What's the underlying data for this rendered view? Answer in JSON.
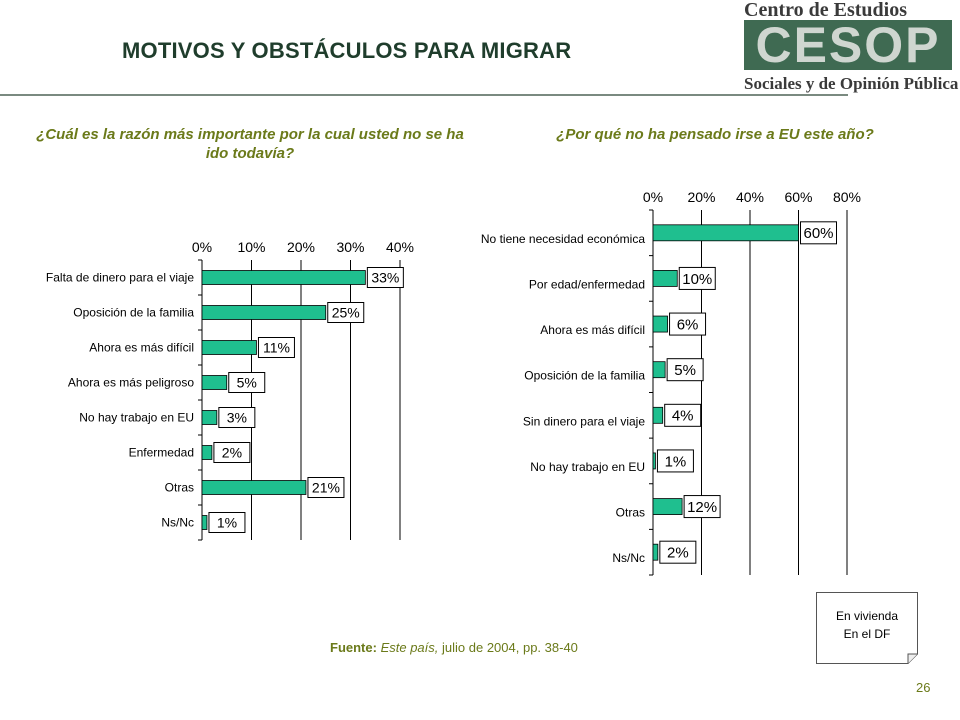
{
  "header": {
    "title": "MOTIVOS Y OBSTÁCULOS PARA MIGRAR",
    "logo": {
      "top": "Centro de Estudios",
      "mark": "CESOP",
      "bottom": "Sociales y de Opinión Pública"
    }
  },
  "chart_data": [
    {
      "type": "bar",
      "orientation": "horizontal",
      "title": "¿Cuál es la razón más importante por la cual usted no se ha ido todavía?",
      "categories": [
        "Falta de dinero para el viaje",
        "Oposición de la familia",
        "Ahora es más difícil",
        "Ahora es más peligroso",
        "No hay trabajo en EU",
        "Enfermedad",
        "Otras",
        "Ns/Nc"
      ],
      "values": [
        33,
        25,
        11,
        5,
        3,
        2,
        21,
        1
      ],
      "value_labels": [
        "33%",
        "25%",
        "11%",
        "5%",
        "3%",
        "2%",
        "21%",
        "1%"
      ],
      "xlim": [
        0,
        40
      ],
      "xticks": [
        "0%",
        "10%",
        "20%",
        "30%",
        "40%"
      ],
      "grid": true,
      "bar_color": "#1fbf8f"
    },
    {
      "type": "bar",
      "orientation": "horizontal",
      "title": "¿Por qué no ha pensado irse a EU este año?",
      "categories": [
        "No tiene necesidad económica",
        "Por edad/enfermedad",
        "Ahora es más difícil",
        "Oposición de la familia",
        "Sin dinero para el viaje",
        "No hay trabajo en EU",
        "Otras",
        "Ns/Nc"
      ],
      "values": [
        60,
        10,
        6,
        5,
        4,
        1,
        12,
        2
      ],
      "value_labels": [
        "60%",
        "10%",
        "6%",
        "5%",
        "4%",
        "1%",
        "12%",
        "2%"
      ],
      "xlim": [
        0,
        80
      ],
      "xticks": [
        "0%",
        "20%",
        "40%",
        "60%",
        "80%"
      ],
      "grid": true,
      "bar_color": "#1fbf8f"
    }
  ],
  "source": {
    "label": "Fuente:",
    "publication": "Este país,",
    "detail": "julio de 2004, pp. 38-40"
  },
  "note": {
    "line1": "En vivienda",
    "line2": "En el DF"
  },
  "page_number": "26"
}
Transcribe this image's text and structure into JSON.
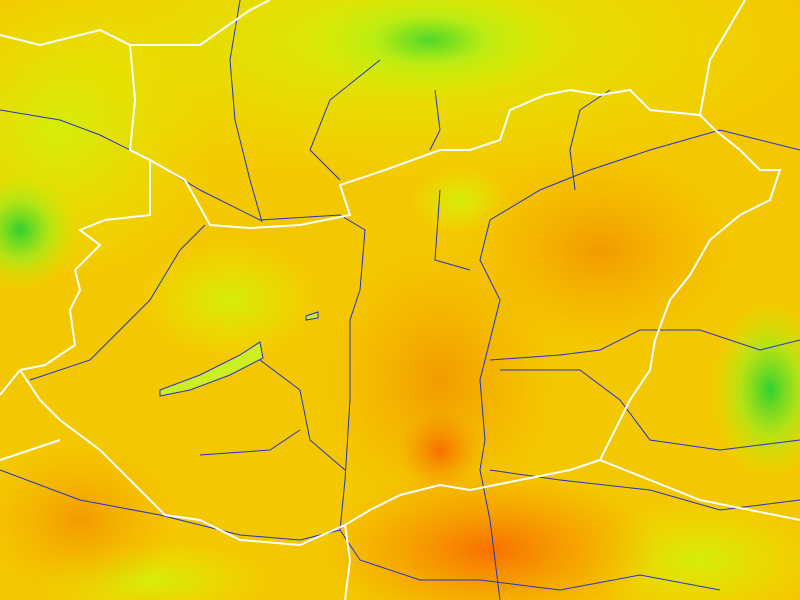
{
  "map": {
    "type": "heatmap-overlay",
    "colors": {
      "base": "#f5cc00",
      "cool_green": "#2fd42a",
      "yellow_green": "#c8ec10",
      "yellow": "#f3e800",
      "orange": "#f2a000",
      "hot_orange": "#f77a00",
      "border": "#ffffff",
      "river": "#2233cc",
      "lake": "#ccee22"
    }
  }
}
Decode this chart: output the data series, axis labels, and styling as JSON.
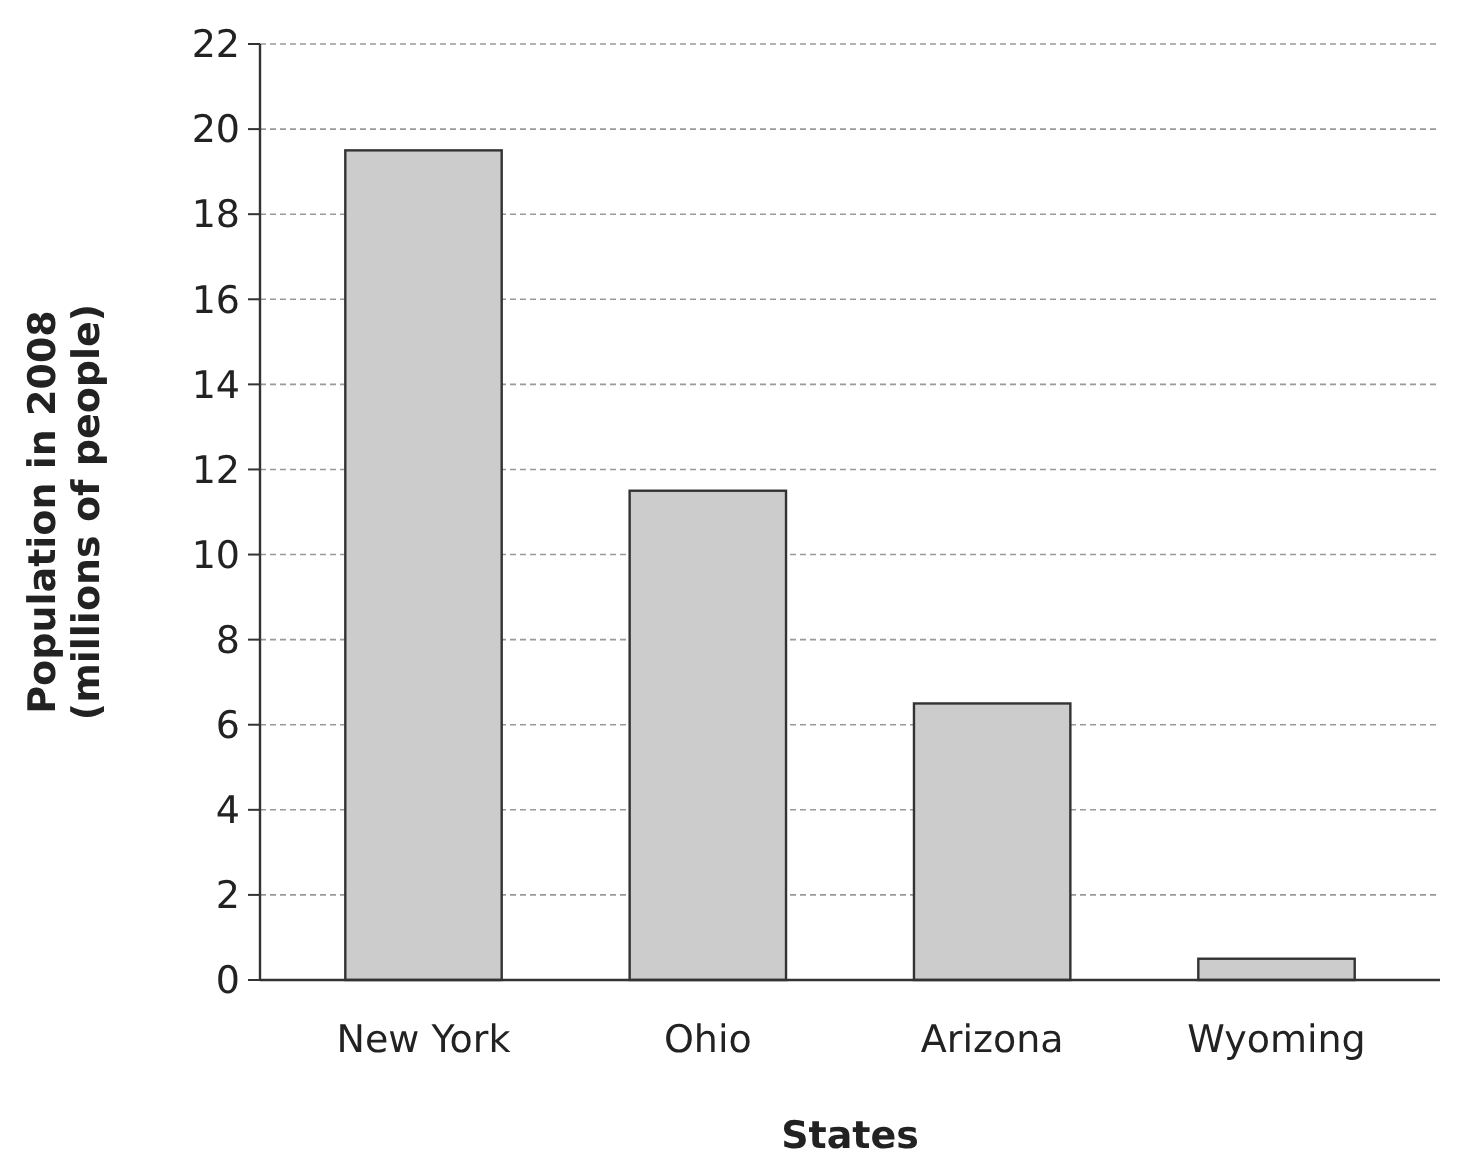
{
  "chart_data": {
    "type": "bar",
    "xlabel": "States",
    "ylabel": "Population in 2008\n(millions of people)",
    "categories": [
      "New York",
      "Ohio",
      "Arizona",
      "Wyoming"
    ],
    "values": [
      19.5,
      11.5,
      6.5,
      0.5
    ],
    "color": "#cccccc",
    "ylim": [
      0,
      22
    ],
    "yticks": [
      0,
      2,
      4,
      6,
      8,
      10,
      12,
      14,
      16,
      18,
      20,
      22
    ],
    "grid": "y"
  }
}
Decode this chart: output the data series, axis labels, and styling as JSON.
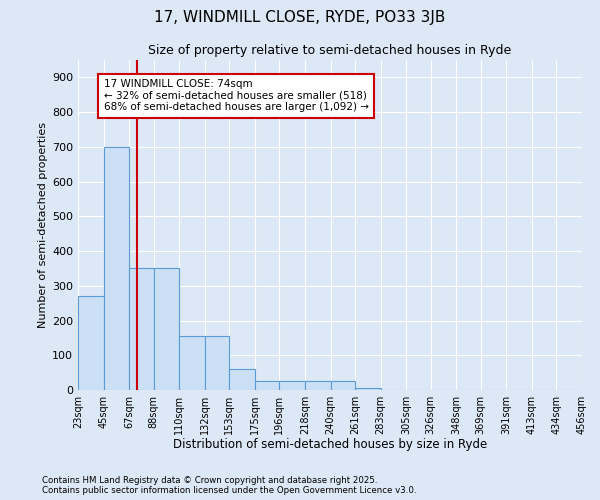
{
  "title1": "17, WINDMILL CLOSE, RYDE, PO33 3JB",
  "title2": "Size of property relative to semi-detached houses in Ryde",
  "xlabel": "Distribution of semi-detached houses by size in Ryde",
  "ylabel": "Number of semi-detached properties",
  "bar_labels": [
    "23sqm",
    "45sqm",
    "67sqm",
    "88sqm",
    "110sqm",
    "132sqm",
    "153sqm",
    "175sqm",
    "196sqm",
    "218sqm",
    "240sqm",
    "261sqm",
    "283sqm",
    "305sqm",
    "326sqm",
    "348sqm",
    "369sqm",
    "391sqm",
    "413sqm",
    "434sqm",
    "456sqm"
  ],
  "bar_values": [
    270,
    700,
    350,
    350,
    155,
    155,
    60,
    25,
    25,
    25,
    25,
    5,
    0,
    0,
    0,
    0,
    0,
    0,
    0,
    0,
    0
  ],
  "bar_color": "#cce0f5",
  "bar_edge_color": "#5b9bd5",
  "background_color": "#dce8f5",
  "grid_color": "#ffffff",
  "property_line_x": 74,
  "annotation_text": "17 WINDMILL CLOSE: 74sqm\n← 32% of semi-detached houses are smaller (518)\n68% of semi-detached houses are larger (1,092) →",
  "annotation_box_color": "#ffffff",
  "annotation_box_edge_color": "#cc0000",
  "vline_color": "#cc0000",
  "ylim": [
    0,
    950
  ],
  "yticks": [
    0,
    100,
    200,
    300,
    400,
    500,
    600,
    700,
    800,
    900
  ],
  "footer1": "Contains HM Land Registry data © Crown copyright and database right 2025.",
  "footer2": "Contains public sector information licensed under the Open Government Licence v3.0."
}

WHAT YOU ARE ASKED TO DO:
Retype the data above exactly; pictures are not part of the copy.

EXPECTED OUTPUT:
What's the underlying data for this rendered view? Answer in JSON.
{
  "header": {
    "title": "MOTIVOS Y OBSTÁCULOS PARA MIGRAR",
    "logo": {
      "top": "Centro de Estudios",
      "mark": "CESOP",
      "bottom": "Sociales y de Opinión Pública"
    }
  },
  "chart_data": [
    {
      "type": "bar",
      "orientation": "horizontal",
      "title": "¿Cuál es la razón más importante por la cual usted no se ha ido todavía?",
      "categories": [
        "Falta de dinero para el viaje",
        "Oposición de la familia",
        "Ahora es más difícil",
        "Ahora es más peligroso",
        "No hay trabajo en EU",
        "Enfermedad",
        "Otras",
        "Ns/Nc"
      ],
      "values": [
        33,
        25,
        11,
        5,
        3,
        2,
        21,
        1
      ],
      "value_labels": [
        "33%",
        "25%",
        "11%",
        "5%",
        "3%",
        "2%",
        "21%",
        "1%"
      ],
      "xlim": [
        0,
        40
      ],
      "xticks": [
        "0%",
        "10%",
        "20%",
        "30%",
        "40%"
      ],
      "grid": true,
      "bar_color": "#1fbf8f"
    },
    {
      "type": "bar",
      "orientation": "horizontal",
      "title": "¿Por qué no ha pensado irse a EU este año?",
      "categories": [
        "No tiene necesidad económica",
        "Por edad/enfermedad",
        "Ahora es más difícil",
        "Oposición de la familia",
        "Sin dinero para el viaje",
        "No hay trabajo en EU",
        "Otras",
        "Ns/Nc"
      ],
      "values": [
        60,
        10,
        6,
        5,
        4,
        1,
        12,
        2
      ],
      "value_labels": [
        "60%",
        "10%",
        "6%",
        "5%",
        "4%",
        "1%",
        "12%",
        "2%"
      ],
      "xlim": [
        0,
        80
      ],
      "xticks": [
        "0%",
        "20%",
        "40%",
        "60%",
        "80%"
      ],
      "grid": true,
      "bar_color": "#1fbf8f"
    }
  ],
  "source": {
    "label": "Fuente:",
    "publication": "Este país,",
    "detail": "julio de 2004, pp. 38-40"
  },
  "note": {
    "line1": "En vivienda",
    "line2": "En el DF"
  },
  "page_number": "26"
}
Transcribe this image's text and structure into JSON.
{
  "map": {
    "type": "heatmap-overlay",
    "colors": {
      "base": "#f5cc00",
      "cool_green": "#2fd42a",
      "yellow_green": "#c8ec10",
      "yellow": "#f3e800",
      "orange": "#f2a000",
      "hot_orange": "#f77a00",
      "border": "#ffffff",
      "river": "#2233cc",
      "lake": "#ccee22"
    }
  }
}
Decode this chart: output the data series, axis labels, and styling as JSON.
{
  "chart_data": {
    "type": "bar",
    "xlabel": "States",
    "ylabel": "Population in 2008\n(millions of people)",
    "categories": [
      "New York",
      "Ohio",
      "Arizona",
      "Wyoming"
    ],
    "values": [
      19.5,
      11.5,
      6.5,
      0.5
    ],
    "color": "#cccccc",
    "ylim": [
      0,
      22
    ],
    "yticks": [
      0,
      2,
      4,
      6,
      8,
      10,
      12,
      14,
      16,
      18,
      20,
      22
    ],
    "grid": "y"
  }
}
Decode this chart: output the data series, axis labels, and styling as JSON.
{
  "title1": "17, WINDMILL CLOSE, RYDE, PO33 3JB",
  "title2": "Size of property relative to semi-detached houses in Ryde",
  "xlabel": "Distribution of semi-detached houses by size in Ryde",
  "ylabel": "Number of semi-detached properties",
  "bar_labels": [
    "23sqm",
    "45sqm",
    "67sqm",
    "88sqm",
    "110sqm",
    "132sqm",
    "153sqm",
    "175sqm",
    "196sqm",
    "218sqm",
    "240sqm",
    "261sqm",
    "283sqm",
    "305sqm",
    "326sqm",
    "348sqm",
    "369sqm",
    "391sqm",
    "413sqm",
    "434sqm",
    "456sqm"
  ],
  "bar_values": [
    270,
    700,
    350,
    350,
    155,
    155,
    60,
    25,
    25,
    25,
    25,
    5,
    0,
    0,
    0,
    0,
    0,
    0,
    0,
    0,
    0
  ],
  "bar_color": "#cce0f5",
  "bar_edge_color": "#5b9bd5",
  "background_color": "#dce8f5",
  "grid_color": "#ffffff",
  "property_line_x": 74,
  "annotation_text": "17 WINDMILL CLOSE: 74sqm\n← 32% of semi-detached houses are smaller (518)\n68% of semi-detached houses are larger (1,092) →",
  "annotation_box_color": "#ffffff",
  "annotation_box_edge_color": "#cc0000",
  "vline_color": "#cc0000",
  "ylim": [
    0,
    950
  ],
  "yticks": [
    0,
    100,
    200,
    300,
    400,
    500,
    600,
    700,
    800,
    900
  ],
  "footer1": "Contains HM Land Registry data © Crown copyright and database right 2025.",
  "footer2": "Contains public sector information licensed under the Open Government Licence v3.0."
}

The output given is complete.